Work instructions →
Count every line of the listing where the string "right" occurs, and reply with the count alone.
··· Exercise materials ···
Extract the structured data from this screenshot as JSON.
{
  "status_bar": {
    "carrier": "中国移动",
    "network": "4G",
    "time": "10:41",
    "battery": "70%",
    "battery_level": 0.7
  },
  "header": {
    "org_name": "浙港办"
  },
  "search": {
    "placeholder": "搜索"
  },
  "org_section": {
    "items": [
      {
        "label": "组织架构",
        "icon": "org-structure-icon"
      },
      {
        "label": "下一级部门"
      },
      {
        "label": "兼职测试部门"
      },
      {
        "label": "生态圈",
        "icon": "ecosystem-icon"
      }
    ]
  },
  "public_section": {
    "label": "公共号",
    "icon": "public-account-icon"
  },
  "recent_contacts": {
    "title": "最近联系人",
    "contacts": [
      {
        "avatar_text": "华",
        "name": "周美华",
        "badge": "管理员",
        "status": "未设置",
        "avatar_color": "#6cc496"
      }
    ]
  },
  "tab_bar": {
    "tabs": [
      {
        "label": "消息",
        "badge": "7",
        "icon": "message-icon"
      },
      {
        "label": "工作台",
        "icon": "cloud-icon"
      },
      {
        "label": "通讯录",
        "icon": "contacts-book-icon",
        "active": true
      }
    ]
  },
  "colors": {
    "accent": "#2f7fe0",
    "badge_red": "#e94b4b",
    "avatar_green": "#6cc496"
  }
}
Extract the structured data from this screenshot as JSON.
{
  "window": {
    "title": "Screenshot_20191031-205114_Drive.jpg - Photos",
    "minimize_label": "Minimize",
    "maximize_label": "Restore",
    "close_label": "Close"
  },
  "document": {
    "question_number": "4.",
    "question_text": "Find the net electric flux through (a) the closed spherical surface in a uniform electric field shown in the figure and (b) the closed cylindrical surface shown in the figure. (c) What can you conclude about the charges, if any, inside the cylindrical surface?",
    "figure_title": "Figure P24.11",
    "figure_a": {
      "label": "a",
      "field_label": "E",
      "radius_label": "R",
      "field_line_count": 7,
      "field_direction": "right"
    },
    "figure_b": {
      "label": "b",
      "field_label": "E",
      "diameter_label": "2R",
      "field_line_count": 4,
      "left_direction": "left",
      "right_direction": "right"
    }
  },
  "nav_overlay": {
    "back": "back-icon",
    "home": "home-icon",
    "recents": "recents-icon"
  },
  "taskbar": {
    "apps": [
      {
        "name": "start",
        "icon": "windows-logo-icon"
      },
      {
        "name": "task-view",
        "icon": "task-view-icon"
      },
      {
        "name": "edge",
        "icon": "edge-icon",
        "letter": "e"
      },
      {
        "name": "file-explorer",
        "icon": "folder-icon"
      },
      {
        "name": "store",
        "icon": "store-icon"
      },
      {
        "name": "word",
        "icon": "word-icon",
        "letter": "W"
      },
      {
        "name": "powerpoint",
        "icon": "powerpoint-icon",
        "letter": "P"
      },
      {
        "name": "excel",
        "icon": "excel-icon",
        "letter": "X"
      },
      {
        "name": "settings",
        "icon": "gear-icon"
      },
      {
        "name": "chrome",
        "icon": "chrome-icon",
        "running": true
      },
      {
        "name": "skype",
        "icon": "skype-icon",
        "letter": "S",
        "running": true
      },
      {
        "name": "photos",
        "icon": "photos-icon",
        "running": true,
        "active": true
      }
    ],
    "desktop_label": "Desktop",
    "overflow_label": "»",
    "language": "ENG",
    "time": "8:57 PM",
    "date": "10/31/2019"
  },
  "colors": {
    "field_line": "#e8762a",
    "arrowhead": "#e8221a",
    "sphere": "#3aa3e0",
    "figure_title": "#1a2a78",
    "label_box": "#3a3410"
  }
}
···
Final result →
2